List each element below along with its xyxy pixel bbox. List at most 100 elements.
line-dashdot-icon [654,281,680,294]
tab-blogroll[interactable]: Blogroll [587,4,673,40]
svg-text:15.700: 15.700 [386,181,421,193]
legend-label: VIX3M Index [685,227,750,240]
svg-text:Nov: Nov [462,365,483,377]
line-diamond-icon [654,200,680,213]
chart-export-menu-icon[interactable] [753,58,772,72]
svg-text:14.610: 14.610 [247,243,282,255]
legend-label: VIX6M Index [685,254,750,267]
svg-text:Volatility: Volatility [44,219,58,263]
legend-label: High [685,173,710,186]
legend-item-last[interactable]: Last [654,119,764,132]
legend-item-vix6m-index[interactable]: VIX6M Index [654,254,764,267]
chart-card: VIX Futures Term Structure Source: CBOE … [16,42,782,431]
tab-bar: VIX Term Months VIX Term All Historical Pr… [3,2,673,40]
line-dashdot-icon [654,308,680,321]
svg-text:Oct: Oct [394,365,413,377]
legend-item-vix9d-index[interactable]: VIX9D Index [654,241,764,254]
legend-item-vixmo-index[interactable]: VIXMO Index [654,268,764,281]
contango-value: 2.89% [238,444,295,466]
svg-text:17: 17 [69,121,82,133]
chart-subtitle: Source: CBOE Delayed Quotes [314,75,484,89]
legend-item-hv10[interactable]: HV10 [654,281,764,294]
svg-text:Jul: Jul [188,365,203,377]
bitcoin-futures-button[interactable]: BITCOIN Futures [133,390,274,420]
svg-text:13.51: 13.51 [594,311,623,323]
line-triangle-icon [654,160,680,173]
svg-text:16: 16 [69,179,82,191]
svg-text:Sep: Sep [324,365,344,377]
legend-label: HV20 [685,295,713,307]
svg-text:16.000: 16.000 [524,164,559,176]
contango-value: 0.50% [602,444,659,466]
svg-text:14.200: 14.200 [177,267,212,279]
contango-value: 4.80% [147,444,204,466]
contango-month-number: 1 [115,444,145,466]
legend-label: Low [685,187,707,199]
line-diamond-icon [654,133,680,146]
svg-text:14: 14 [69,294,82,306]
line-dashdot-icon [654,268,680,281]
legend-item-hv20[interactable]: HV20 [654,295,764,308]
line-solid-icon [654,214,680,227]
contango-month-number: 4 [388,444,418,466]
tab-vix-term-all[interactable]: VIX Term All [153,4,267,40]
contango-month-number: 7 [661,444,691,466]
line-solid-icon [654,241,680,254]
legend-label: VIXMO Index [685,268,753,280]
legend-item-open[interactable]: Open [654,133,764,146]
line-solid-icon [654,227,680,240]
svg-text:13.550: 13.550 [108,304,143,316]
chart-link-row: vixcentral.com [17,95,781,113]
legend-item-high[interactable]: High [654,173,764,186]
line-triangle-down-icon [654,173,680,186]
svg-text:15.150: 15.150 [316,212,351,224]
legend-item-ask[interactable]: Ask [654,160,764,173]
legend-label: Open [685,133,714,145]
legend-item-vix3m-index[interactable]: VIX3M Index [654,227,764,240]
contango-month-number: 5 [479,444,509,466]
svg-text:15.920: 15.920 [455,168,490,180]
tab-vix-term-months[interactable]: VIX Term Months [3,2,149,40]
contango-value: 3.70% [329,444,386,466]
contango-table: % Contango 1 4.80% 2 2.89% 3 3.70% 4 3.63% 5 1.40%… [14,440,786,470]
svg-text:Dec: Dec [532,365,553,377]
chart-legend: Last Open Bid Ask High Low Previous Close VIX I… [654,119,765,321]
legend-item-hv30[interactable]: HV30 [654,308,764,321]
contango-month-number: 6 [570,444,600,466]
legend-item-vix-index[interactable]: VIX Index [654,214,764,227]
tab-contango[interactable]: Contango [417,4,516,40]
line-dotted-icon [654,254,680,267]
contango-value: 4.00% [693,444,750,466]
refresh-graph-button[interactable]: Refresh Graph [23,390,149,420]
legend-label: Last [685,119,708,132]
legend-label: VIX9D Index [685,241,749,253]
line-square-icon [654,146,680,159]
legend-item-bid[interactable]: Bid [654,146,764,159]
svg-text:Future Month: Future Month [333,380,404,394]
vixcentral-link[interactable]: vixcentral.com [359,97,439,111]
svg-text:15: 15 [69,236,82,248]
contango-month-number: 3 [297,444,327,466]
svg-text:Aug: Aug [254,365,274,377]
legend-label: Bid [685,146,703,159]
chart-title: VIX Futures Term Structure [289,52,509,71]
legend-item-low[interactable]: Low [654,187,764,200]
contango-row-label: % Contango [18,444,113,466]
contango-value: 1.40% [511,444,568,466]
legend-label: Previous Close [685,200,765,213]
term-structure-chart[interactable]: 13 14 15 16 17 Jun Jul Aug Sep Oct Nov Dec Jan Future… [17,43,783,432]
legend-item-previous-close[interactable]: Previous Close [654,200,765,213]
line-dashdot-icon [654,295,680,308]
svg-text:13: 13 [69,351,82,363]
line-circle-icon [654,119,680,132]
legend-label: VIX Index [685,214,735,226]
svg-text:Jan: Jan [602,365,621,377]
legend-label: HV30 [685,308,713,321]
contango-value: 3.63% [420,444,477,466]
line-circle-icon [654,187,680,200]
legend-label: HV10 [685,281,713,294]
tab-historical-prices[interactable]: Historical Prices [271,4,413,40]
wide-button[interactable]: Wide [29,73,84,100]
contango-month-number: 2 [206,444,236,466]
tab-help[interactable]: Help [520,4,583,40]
= = = =
- Required work -
Extract every line of the entries above and reproduce each one without any change.

- Response for this exercise -
List each element below along with its xyxy pixel bbox. List at most 100 elements.
line-dashdot-icon [654,281,680,294]
tab-blogroll[interactable]: Blogroll [587,4,673,40]
svg-text:15.700: 15.700 [386,181,421,193]
legend-label: VIX3M Index [685,227,750,240]
svg-text:Nov: Nov [462,365,483,377]
line-diamond-icon [654,200,680,213]
chart-export-menu-icon[interactable] [753,58,772,72]
svg-text:14.610: 14.610 [247,243,282,255]
legend-label: VIX6M Index [685,254,750,267]
svg-text:Volatility: Volatility [44,219,58,263]
legend-label: High [685,173,710,186]
legend-item-last[interactable]: Last [654,119,764,132]
legend-item-vix6m-index[interactable]: VIX6M Index [654,254,764,267]
chart-card: VIX Futures Term Structure Source: CBOE … [16,42,782,431]
tab-bar: VIX Term Months VIX Term All Historical Pr… [3,2,673,40]
line-dashdot-icon [654,308,680,321]
svg-text:Oct: Oct [394,365,413,377]
legend-item-vix9d-index[interactable]: VIX9D Index [654,241,764,254]
legend-item-vixmo-index[interactable]: VIXMO Index [654,268,764,281]
contango-value: 2.89% [238,444,295,466]
svg-text:17: 17 [69,121,82,133]
chart-subtitle: Source: CBOE Delayed Quotes [314,75,484,89]
legend-item-hv10[interactable]: HV10 [654,281,764,294]
svg-text:Jul: Jul [188,365,203,377]
bitcoin-futures-button[interactable]: BITCOIN Futures [133,390,274,420]
svg-text:13.51: 13.51 [594,311,623,323]
line-triangle-icon [654,160,680,173]
svg-text:16: 16 [69,179,82,191]
svg-text:Sep: Sep [324,365,344,377]
legend-label: HV20 [685,295,713,307]
svg-text:16.000: 16.000 [524,164,559,176]
contango-value: 0.50% [602,444,659,466]
svg-text:14.200: 14.200 [177,267,212,279]
contango-value: 4.80% [147,444,204,466]
contango-month-number: 1 [115,444,145,466]
legend-label: Low [685,187,707,199]
line-diamond-icon [654,133,680,146]
svg-text:14: 14 [69,294,82,306]
line-dashdot-icon [654,268,680,281]
legend-item-hv20[interactable]: HV20 [654,295,764,308]
line-solid-icon [654,214,680,227]
contango-month-number: 4 [388,444,418,466]
tab-vix-term-all[interactable]: VIX Term All [153,4,267,40]
contango-month-number: 7 [661,444,691,466]
line-solid-icon [654,241,680,254]
legend-label: VIXMO Index [685,268,753,280]
legend-item-open[interactable]: Open [654,133,764,146]
line-solid-icon [654,227,680,240]
svg-text:13.550: 13.550 [108,304,143,316]
chart-link-row: vixcentral.com [17,95,781,113]
legend-item-high[interactable]: High [654,173,764,186]
line-triangle-down-icon [654,173,680,186]
svg-text:15.150: 15.150 [316,212,351,224]
legend-item-ask[interactable]: Ask [654,160,764,173]
legend-label: Open [685,133,714,145]
legend-item-vix3m-index[interactable]: VIX3M Index [654,227,764,240]
contango-month-number: 5 [479,444,509,466]
svg-text:15.920: 15.920 [455,168,490,180]
tab-vix-term-months[interactable]: VIX Term Months [3,2,149,40]
contango-value: 3.70% [329,444,386,466]
contango-table: % Contango 1 4.80% 2 2.89% 3 3.70% 4 3.63% 5 1.40%… [14,440,786,470]
svg-text:Dec: Dec [532,365,553,377]
chart-legend: Last Open Bid Ask High Low Previous Close VIX I… [654,119,765,321]
legend-item-hv30[interactable]: HV30 [654,308,764,321]
contango-month-number: 6 [570,444,600,466]
legend-item-vix-index[interactable]: VIX Index [654,214,764,227]
tab-contango[interactable]: Contango [417,4,516,40]
line-dotted-icon [654,254,680,267]
contango-value: 4.00% [693,444,750,466]
refresh-graph-button[interactable]: Refresh Graph [23,390,149,420]
legend-label: Last [685,119,708,132]
legend-label: VIX9D Index [685,241,749,253]
line-square-icon [654,146,680,159]
legend-item-bid[interactable]: Bid [654,146,764,159]
svg-text:Future Month: Future Month [333,380,404,394]
vixcentral-link[interactable]: vixcentral.com [359,97,439,111]
svg-text:15: 15 [69,236,82,248]
contango-month-number: 3 [297,444,327,466]
svg-text:Aug: Aug [254,365,274,377]
legend-label: Bid [685,146,703,159]
chart-title: VIX Futures Term Structure [289,52,509,71]
legend-item-low[interactable]: Low [654,187,764,200]
contango-row-label: % Contango [18,444,113,466]
contango-value: 1.40% [511,444,568,466]
legend-label: Previous Close [685,200,765,213]
term-structure-chart[interactable]: 13 14 15 16 17 Jun Jul Aug Sep Oct Nov Dec Jan Future… [17,43,783,432]
legend-item-previous-close[interactable]: Previous Close [654,200,765,213]
line-dashdot-icon [654,295,680,308]
svg-text:13: 13 [69,351,82,363]
line-circle-icon [654,119,680,132]
legend-label: VIX Index [685,214,735,226]
svg-text:Jan: Jan [602,365,621,377]
legend-label: HV30 [685,308,713,321]
contango-value: 3.63% [420,444,477,466]
line-circle-icon [654,187,680,200]
legend-label: HV10 [685,281,713,294]
tab-historical-prices[interactable]: Historical Prices [271,4,413,40]
wide-button[interactable]: Wide [29,73,84,100]
contango-month-number: 2 [206,444,236,466]
tab-help[interactable]: Help [520,4,583,40]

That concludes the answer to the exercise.